The request: Establish how many lines in the material include the string "台式钻床" and report it as a lone number.

Data records
┄┄┄┄┄┄
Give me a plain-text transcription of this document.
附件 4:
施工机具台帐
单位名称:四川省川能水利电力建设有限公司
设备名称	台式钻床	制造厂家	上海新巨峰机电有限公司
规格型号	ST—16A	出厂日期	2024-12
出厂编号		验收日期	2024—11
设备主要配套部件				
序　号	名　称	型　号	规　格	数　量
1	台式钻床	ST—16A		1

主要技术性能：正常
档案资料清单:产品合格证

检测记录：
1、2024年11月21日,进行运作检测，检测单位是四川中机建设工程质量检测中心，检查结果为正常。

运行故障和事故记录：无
┄┄┄┄┄┄
Expected answer: 2